Records from a collection of figures:
┄┄┄┄┄┄┄┄┄┄

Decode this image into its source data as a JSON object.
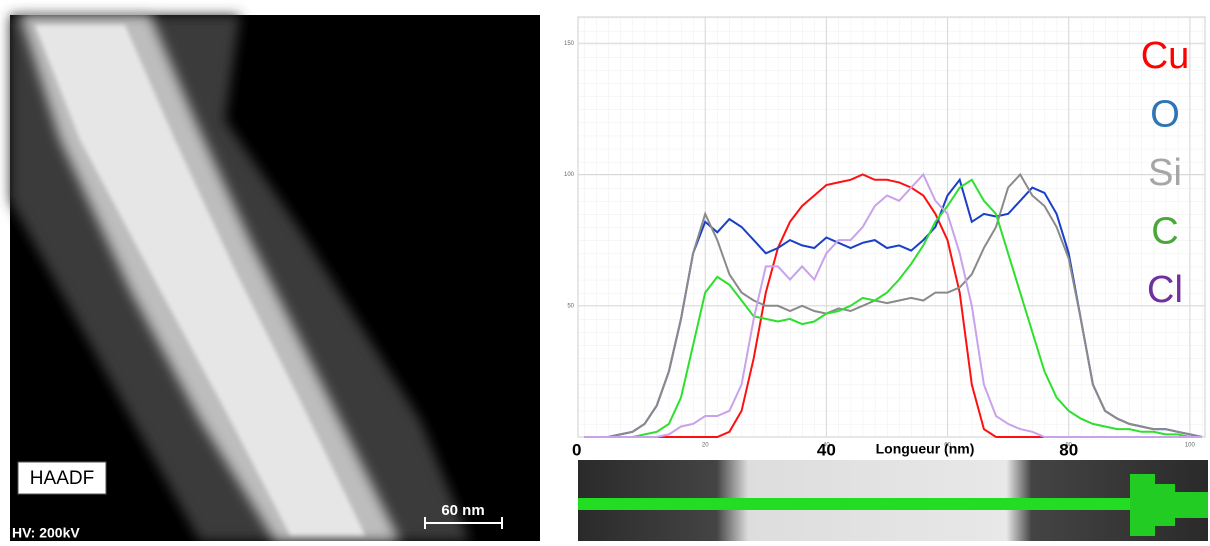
{
  "image": {
    "label": "HAADF",
    "scale_bar": "60 nm",
    "voltage": "HV: 200kV"
  },
  "chart_data": {
    "type": "line",
    "xlabel": "Longueur (nm)",
    "xlim": [
      -1,
      102.5
    ],
    "ylim": [
      0,
      160
    ],
    "xticks": [
      20,
      40,
      60,
      80,
      100
    ],
    "yticks": [
      50,
      100,
      150
    ],
    "large_xtick_labels": [
      0,
      40,
      80
    ],
    "grid": true,
    "x": [
      0,
      2,
      4,
      6,
      8,
      10,
      12,
      14,
      16,
      18,
      20,
      22,
      24,
      26,
      28,
      30,
      32,
      34,
      36,
      38,
      40,
      42,
      44,
      46,
      48,
      50,
      52,
      54,
      56,
      58,
      60,
      62,
      64,
      66,
      68,
      70,
      72,
      74,
      76,
      78,
      80,
      82,
      84,
      86,
      88,
      90,
      92,
      94,
      96,
      98,
      100,
      102
    ],
    "series": [
      {
        "name": "Cu",
        "color": "#ff1010",
        "label_color": "#ff0000",
        "values": [
          0,
          0,
          0,
          0,
          0,
          0,
          0,
          0,
          0,
          0,
          0,
          0,
          2,
          10,
          30,
          55,
          72,
          82,
          88,
          92,
          96,
          97,
          98,
          100,
          98,
          98,
          97,
          95,
          92,
          85,
          75,
          55,
          20,
          3,
          0,
          0,
          0,
          0,
          0,
          0,
          0,
          0,
          0,
          0,
          0,
          0,
          0,
          0,
          0,
          0,
          0,
          0
        ]
      },
      {
        "name": "O",
        "color": "#1a3fc8",
        "label_color": "#2e75b6",
        "values": [
          0,
          0,
          0,
          1,
          2,
          5,
          12,
          25,
          45,
          70,
          82,
          78,
          83,
          80,
          75,
          70,
          72,
          75,
          73,
          72,
          76,
          74,
          72,
          74,
          75,
          72,
          73,
          71,
          75,
          80,
          92,
          98,
          82,
          85,
          84,
          85,
          90,
          95,
          93,
          85,
          70,
          45,
          20,
          10,
          7,
          5,
          4,
          3,
          3,
          2,
          1,
          0
        ]
      },
      {
        "name": "Si",
        "color": "#8a8a8a",
        "label_color": "#a6a6a6",
        "values": [
          0,
          0,
          0,
          1,
          2,
          5,
          12,
          25,
          45,
          70,
          85,
          75,
          62,
          55,
          52,
          50,
          50,
          48,
          50,
          48,
          47,
          49,
          48,
          50,
          52,
          51,
          52,
          53,
          52,
          55,
          55,
          57,
          62,
          72,
          80,
          95,
          100,
          92,
          88,
          80,
          68,
          45,
          20,
          10,
          7,
          5,
          4,
          3,
          3,
          2,
          1,
          0
        ]
      },
      {
        "name": "C",
        "color": "#2ee02e",
        "label_color": "#4aa83a",
        "values": [
          0,
          0,
          0,
          0,
          0,
          1,
          2,
          5,
          15,
          35,
          55,
          61,
          58,
          52,
          46,
          45,
          44,
          45,
          43,
          44,
          47,
          48,
          50,
          53,
          52,
          55,
          60,
          66,
          73,
          82,
          88,
          95,
          98,
          90,
          85,
          70,
          55,
          40,
          25,
          15,
          10,
          7,
          5,
          4,
          3,
          3,
          2,
          2,
          1,
          1,
          0,
          0
        ]
      },
      {
        "name": "Cl",
        "color": "#c8a2ea",
        "label_color": "#7030a0",
        "values": [
          0,
          0,
          0,
          0,
          0,
          0,
          0,
          1,
          4,
          5,
          8,
          8,
          10,
          20,
          45,
          65,
          65,
          60,
          65,
          60,
          70,
          75,
          75,
          80,
          88,
          92,
          90,
          95,
          100,
          90,
          85,
          70,
          50,
          20,
          8,
          5,
          3,
          2,
          0,
          0,
          0,
          0,
          0,
          0,
          0,
          0,
          0,
          0,
          0,
          0,
          0,
          0
        ]
      }
    ]
  }
}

┄┄┄┄┄┄┄┄┄┄

Request – Output the records above exactly as they are, leaving out the pictures.

Result –
Decode this image into its source data as a JSON object.
{
  "image": {
    "label": "HAADF",
    "scale_bar": "60 nm",
    "voltage": "HV: 200kV"
  },
  "chart_data": {
    "type": "line",
    "xlabel": "Longueur (nm)",
    "xlim": [
      -1,
      102.5
    ],
    "ylim": [
      0,
      160
    ],
    "xticks": [
      20,
      40,
      60,
      80,
      100
    ],
    "yticks": [
      50,
      100,
      150
    ],
    "large_xtick_labels": [
      0,
      40,
      80
    ],
    "grid": true,
    "x": [
      0,
      2,
      4,
      6,
      8,
      10,
      12,
      14,
      16,
      18,
      20,
      22,
      24,
      26,
      28,
      30,
      32,
      34,
      36,
      38,
      40,
      42,
      44,
      46,
      48,
      50,
      52,
      54,
      56,
      58,
      60,
      62,
      64,
      66,
      68,
      70,
      72,
      74,
      76,
      78,
      80,
      82,
      84,
      86,
      88,
      90,
      92,
      94,
      96,
      98,
      100,
      102
    ],
    "series": [
      {
        "name": "Cu",
        "color": "#ff1010",
        "label_color": "#ff0000",
        "values": [
          0,
          0,
          0,
          0,
          0,
          0,
          0,
          0,
          0,
          0,
          0,
          0,
          2,
          10,
          30,
          55,
          72,
          82,
          88,
          92,
          96,
          97,
          98,
          100,
          98,
          98,
          97,
          95,
          92,
          85,
          75,
          55,
          20,
          3,
          0,
          0,
          0,
          0,
          0,
          0,
          0,
          0,
          0,
          0,
          0,
          0,
          0,
          0,
          0,
          0,
          0,
          0
        ]
      },
      {
        "name": "O",
        "color": "#1a3fc8",
        "label_color": "#2e75b6",
        "values": [
          0,
          0,
          0,
          1,
          2,
          5,
          12,
          25,
          45,
          70,
          82,
          78,
          83,
          80,
          75,
          70,
          72,
          75,
          73,
          72,
          76,
          74,
          72,
          74,
          75,
          72,
          73,
          71,
          75,
          80,
          92,
          98,
          82,
          85,
          84,
          85,
          90,
          95,
          93,
          85,
          70,
          45,
          20,
          10,
          7,
          5,
          4,
          3,
          3,
          2,
          1,
          0
        ]
      },
      {
        "name": "Si",
        "color": "#8a8a8a",
        "label_color": "#a6a6a6",
        "values": [
          0,
          0,
          0,
          1,
          2,
          5,
          12,
          25,
          45,
          70,
          85,
          75,
          62,
          55,
          52,
          50,
          50,
          48,
          50,
          48,
          47,
          49,
          48,
          50,
          52,
          51,
          52,
          53,
          52,
          55,
          55,
          57,
          62,
          72,
          80,
          95,
          100,
          92,
          88,
          80,
          68,
          45,
          20,
          10,
          7,
          5,
          4,
          3,
          3,
          2,
          1,
          0
        ]
      },
      {
        "name": "C",
        "color": "#2ee02e",
        "label_color": "#4aa83a",
        "values": [
          0,
          0,
          0,
          0,
          0,
          1,
          2,
          5,
          15,
          35,
          55,
          61,
          58,
          52,
          46,
          45,
          44,
          45,
          43,
          44,
          47,
          48,
          50,
          53,
          52,
          55,
          60,
          66,
          73,
          82,
          88,
          95,
          98,
          90,
          85,
          70,
          55,
          40,
          25,
          15,
          10,
          7,
          5,
          4,
          3,
          3,
          2,
          2,
          1,
          1,
          0,
          0
        ]
      },
      {
        "name": "Cl",
        "color": "#c8a2ea",
        "label_color": "#7030a0",
        "values": [
          0,
          0,
          0,
          0,
          0,
          0,
          0,
          1,
          4,
          5,
          8,
          8,
          10,
          20,
          45,
          65,
          65,
          60,
          65,
          60,
          70,
          75,
          75,
          80,
          88,
          92,
          90,
          95,
          100,
          90,
          85,
          70,
          50,
          20,
          8,
          5,
          3,
          2,
          0,
          0,
          0,
          0,
          0,
          0,
          0,
          0,
          0,
          0,
          0,
          0,
          0,
          0
        ]
      }
    ]
  }
}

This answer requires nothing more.